**YOUR TASK**
Report, as a bare number, how many lines of the material below contain the word "value".
┌─ RECORD EXCERPTS
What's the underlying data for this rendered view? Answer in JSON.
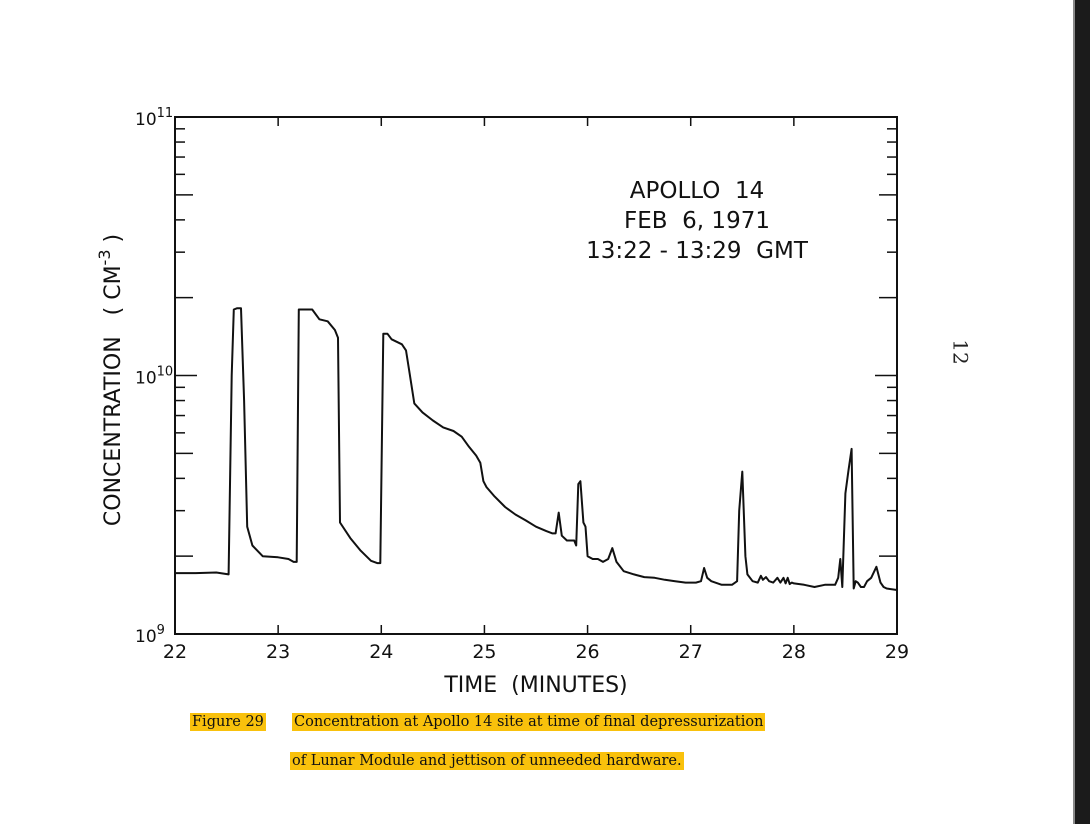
{
  "page": {
    "page_number": "12"
  },
  "caption": {
    "label": "Figure 29",
    "line1": "Concentration at Apollo 14 site at time of final depressurization",
    "line2": "of Lunar Module and jettison of unneeded hardware."
  },
  "chart_data": {
    "type": "line",
    "annotation": [
      "APOLLO  14",
      "FEB  6, 1971",
      "13:22 - 13:29  GMT"
    ],
    "xlabel": "TIME  (MINUTES)",
    "ylabel": "CONCENTRATION   ( CM",
    "ylabel_exponent": "-3",
    "ylabel_close": " )",
    "x_ticks": [
      "22",
      "23",
      "24",
      "25",
      "26",
      "27",
      "28",
      "29"
    ],
    "y_ticks": [
      {
        "base": "10",
        "exp": "9",
        "value": 1000000000.0
      },
      {
        "base": "10",
        "exp": "10",
        "value": 10000000000.0
      },
      {
        "base": "10",
        "exp": "11",
        "value": 100000000000.0
      }
    ],
    "xlim": [
      22,
      29
    ],
    "ylim": [
      1000000000.0,
      100000000000.0
    ],
    "yscale": "log",
    "grid": false,
    "series": [
      {
        "x": [
          22.0,
          22.2,
          22.4,
          22.52,
          22.55,
          22.57,
          22.6,
          22.64,
          22.67,
          22.7,
          22.75,
          22.85,
          23.0,
          23.1,
          23.15,
          23.18,
          23.2,
          23.28,
          23.33,
          23.4,
          23.48,
          23.55,
          23.58,
          23.6,
          23.7,
          23.8,
          23.9,
          23.96,
          23.99,
          24.02,
          24.06,
          24.1,
          24.2,
          24.24,
          24.27,
          24.32,
          24.4,
          24.5,
          24.6,
          24.7,
          24.78,
          24.85,
          24.92,
          24.96,
          24.99,
          25.02,
          25.1,
          25.2,
          25.3,
          25.4,
          25.5,
          25.6,
          25.66,
          25.69,
          25.72,
          25.75,
          25.8,
          25.87,
          25.89,
          25.91,
          25.93,
          25.96,
          25.98,
          26.0,
          26.05,
          26.1,
          26.15,
          26.2,
          26.24,
          26.28,
          26.35,
          26.45,
          26.55,
          26.65,
          26.75,
          26.85,
          26.95,
          27.05,
          27.1,
          27.13,
          27.16,
          27.2,
          27.3,
          27.4,
          27.45,
          27.47,
          27.5,
          27.53,
          27.55,
          27.6,
          27.65,
          27.68,
          27.7,
          27.73,
          27.76,
          27.8,
          27.84,
          27.87,
          27.9,
          27.92,
          27.94,
          27.96,
          27.98,
          28.0,
          28.1,
          28.2,
          28.3,
          28.4,
          28.43,
          28.45,
          28.47,
          28.5,
          28.53,
          28.56,
          28.58,
          28.6,
          28.62,
          28.65,
          28.68,
          28.71,
          28.75,
          28.8,
          28.84,
          28.87,
          28.9,
          29.0
        ],
        "y": [
          1720000000.0,
          1720000000.0,
          1730000000.0,
          1700000000.0,
          10000000000.0,
          18000000000.0,
          18200000000.0,
          18200000000.0,
          8000000000.0,
          2600000000.0,
          2200000000.0,
          2000000000.0,
          1980000000.0,
          1950000000.0,
          1900000000.0,
          1900000000.0,
          18000000000.0,
          18000000000.0,
          18000000000.0,
          16500000000.0,
          16200000000.0,
          15000000000.0,
          14000000000.0,
          2700000000.0,
          2350000000.0,
          2100000000.0,
          1920000000.0,
          1880000000.0,
          1880000000.0,
          14500000000.0,
          14500000000.0,
          13800000000.0,
          13200000000.0,
          12500000000.0,
          10500000000.0,
          7800000000.0,
          7200000000.0,
          6700000000.0,
          6300000000.0,
          6100000000.0,
          5800000000.0,
          5300000000.0,
          4900000000.0,
          4600000000.0,
          3900000000.0,
          3700000000.0,
          3400000000.0,
          3100000000.0,
          2900000000.0,
          2750000000.0,
          2600000000.0,
          2500000000.0,
          2450000000.0,
          2450000000.0,
          2950000000.0,
          2400000000.0,
          2300000000.0,
          2300000000.0,
          2200000000.0,
          3800000000.0,
          3900000000.0,
          2700000000.0,
          2600000000.0,
          2000000000.0,
          1950000000.0,
          1950000000.0,
          1900000000.0,
          1950000000.0,
          2150000000.0,
          1900000000.0,
          1750000000.0,
          1700000000.0,
          1660000000.0,
          1650000000.0,
          1620000000.0,
          1600000000.0,
          1580000000.0,
          1580000000.0,
          1600000000.0,
          1800000000.0,
          1650000000.0,
          1600000000.0,
          1550000000.0,
          1550000000.0,
          1600000000.0,
          3000000000.0,
          4250000000.0,
          2000000000.0,
          1700000000.0,
          1600000000.0,
          1580000000.0,
          1680000000.0,
          1620000000.0,
          1660000000.0,
          1600000000.0,
          1580000000.0,
          1650000000.0,
          1580000000.0,
          1650000000.0,
          1570000000.0,
          1650000000.0,
          1560000000.0,
          1580000000.0,
          1570000000.0,
          1550000000.0,
          1520000000.0,
          1550000000.0,
          1550000000.0,
          1650000000.0,
          1950000000.0,
          1520000000.0,
          3500000000.0,
          4300000000.0,
          5200000000.0,
          1500000000.0,
          1600000000.0,
          1580000000.0,
          1520000000.0,
          1520000000.0,
          1600000000.0,
          1650000000.0,
          1820000000.0,
          1580000000.0,
          1520000000.0,
          1500000000.0,
          1480000000.0
        ]
      }
    ]
  }
}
└─
**EXERCISE ANSWER**
3